- SOURCE EXTRACT
India processed more than 138 lakh passports in the financial year just ended. A decade ago, the number was 83 lakh. That is a 66% rise in annual issuance, and it is only one of the numbers the Ministry of External Affairs put on the table on 24 June 2026, at the 14th Passport Seva Divas.
The same event produced a remark that stopped many NRIs mid-scroll: that a passport is a travel document, not proof of citizenship. We covered the legal and practical implications of that clarification in detail, including what actually proves Indian citizenship and what naturalised NRIs must do about their Surrender Certificate. However, the numbers tell a parallel story. The document is not a citizenship proof. It is, however, the product of a system that has been rebuilt from the ground up over ten years, and that rebuild now extends to every Indian mission abroad.
The decade in numbers
In 2014, India had 77 Passport Seva Kendras. Today, there are 545, a seven-fold increase, supported by 454 Post Office Passport Seva Kendras that push services into districts and towns that had no access a decade ago. EAM S. Jaishankar put it plainly at the Regional Passport Officers’ Conference on 19 June: “From 77 Passport Seva Kendras in 2014 to 545 today, Bharat’s Passport Service Programme has reached the remotest places of the nation.”

- REQUIRED WORK
**a)** According to the passport article, how many Passport Seva Kendras did India have in 2014?
**b)** Rewrite everything from "India processed more" down to "Passport Seva Divas." in the passport article, swapping "financial year" for "fiscal year".
Answer using only the passport article.

[Element and region listings]
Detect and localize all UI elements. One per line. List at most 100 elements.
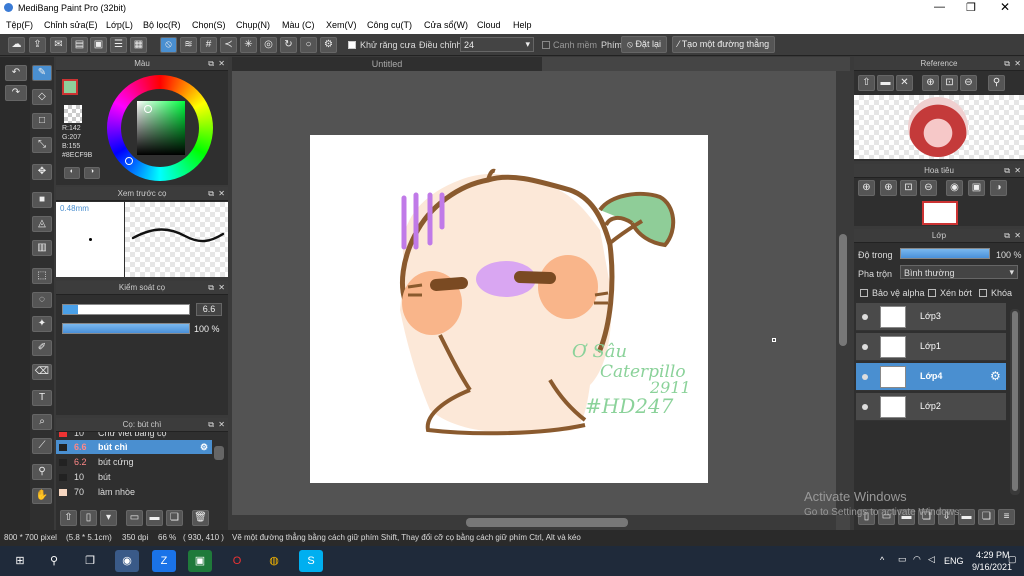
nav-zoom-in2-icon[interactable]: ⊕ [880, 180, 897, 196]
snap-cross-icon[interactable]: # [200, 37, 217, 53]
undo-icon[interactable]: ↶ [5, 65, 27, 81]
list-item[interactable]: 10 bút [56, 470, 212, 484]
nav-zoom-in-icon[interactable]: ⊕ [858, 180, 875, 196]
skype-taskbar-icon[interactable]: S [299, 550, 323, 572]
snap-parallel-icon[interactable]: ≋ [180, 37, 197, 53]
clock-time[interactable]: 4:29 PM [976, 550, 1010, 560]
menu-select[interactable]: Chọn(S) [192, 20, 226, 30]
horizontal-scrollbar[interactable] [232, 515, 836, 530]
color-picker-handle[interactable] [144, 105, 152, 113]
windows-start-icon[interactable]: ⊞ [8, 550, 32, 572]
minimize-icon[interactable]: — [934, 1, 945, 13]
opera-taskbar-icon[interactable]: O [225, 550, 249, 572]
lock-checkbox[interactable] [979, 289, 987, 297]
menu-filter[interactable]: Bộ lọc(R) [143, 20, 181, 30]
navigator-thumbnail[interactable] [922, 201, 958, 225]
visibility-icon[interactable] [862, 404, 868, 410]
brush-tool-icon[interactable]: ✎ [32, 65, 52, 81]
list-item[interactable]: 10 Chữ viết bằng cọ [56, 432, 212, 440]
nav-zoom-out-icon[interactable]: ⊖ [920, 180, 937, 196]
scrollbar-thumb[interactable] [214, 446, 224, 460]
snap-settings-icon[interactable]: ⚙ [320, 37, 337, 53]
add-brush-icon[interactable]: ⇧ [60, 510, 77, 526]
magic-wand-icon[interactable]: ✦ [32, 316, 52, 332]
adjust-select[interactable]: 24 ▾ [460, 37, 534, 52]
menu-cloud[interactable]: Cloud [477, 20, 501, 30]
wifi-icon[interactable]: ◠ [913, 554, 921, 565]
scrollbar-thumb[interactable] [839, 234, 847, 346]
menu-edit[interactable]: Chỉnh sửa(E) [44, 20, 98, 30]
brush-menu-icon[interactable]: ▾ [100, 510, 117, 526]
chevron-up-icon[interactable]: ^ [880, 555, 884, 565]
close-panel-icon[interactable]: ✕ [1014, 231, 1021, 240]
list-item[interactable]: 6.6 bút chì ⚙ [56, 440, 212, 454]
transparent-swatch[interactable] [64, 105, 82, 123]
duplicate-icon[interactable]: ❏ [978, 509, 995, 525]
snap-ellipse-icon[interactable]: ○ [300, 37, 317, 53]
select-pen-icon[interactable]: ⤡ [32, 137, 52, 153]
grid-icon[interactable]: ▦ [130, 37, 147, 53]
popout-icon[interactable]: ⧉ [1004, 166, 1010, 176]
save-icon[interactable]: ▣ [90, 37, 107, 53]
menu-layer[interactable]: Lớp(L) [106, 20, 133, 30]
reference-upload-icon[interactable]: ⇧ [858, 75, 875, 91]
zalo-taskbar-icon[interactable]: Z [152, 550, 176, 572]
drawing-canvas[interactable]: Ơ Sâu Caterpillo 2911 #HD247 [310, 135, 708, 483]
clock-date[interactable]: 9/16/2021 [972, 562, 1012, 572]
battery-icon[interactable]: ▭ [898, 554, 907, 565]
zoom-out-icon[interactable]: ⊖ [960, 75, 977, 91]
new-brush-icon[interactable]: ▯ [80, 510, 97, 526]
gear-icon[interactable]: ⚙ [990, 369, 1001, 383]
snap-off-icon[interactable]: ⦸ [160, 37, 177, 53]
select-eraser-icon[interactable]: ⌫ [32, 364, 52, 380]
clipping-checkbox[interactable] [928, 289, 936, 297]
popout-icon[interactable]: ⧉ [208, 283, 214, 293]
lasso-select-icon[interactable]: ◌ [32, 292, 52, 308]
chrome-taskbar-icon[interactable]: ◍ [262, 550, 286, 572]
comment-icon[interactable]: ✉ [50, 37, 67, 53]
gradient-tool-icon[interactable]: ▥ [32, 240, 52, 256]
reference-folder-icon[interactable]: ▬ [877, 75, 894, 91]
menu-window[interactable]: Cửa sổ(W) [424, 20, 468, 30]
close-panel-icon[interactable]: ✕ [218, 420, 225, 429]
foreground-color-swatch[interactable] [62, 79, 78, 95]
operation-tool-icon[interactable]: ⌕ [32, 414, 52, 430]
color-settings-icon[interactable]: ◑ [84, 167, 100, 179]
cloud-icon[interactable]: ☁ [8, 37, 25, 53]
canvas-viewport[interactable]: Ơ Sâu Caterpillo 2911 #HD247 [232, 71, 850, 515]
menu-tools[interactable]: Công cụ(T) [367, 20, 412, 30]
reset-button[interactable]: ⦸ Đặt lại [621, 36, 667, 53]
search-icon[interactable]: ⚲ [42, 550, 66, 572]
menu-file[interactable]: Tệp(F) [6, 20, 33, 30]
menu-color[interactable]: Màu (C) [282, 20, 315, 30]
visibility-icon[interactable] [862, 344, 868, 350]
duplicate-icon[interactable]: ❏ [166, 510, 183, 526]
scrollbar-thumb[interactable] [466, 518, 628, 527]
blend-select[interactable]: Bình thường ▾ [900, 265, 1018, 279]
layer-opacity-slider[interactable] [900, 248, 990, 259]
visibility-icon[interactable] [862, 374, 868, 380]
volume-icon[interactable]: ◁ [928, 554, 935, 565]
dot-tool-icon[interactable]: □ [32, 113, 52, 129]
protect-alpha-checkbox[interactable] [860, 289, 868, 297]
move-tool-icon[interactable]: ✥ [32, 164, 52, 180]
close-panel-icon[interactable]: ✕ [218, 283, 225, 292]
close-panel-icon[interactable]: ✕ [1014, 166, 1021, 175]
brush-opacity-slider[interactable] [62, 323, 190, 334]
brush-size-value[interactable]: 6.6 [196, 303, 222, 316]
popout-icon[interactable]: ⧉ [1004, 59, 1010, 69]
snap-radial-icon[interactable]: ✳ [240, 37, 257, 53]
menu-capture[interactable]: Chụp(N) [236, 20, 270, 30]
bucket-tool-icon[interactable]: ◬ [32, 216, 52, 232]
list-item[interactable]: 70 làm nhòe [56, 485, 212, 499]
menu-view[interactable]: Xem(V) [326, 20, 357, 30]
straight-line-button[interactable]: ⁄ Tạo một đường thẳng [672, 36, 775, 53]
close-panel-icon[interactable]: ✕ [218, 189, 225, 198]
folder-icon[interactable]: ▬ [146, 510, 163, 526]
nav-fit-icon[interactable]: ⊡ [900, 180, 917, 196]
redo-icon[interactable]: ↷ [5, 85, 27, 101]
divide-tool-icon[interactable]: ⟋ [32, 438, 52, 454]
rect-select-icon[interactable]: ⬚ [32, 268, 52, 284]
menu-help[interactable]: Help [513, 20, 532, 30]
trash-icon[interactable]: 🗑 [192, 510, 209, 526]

- ANSWERS TO THE PROBLEMS
**a)** 77

**b)**
India processed more than 138 lakh passports in the fiscal year just ended. A decade ago, the number was 83 lakh. That is a 66% rise in annual issuance, and it is only one of the numbers the Ministry of External Affairs put on the table on 24 June 2026, at the 14th Passport Seva Divas.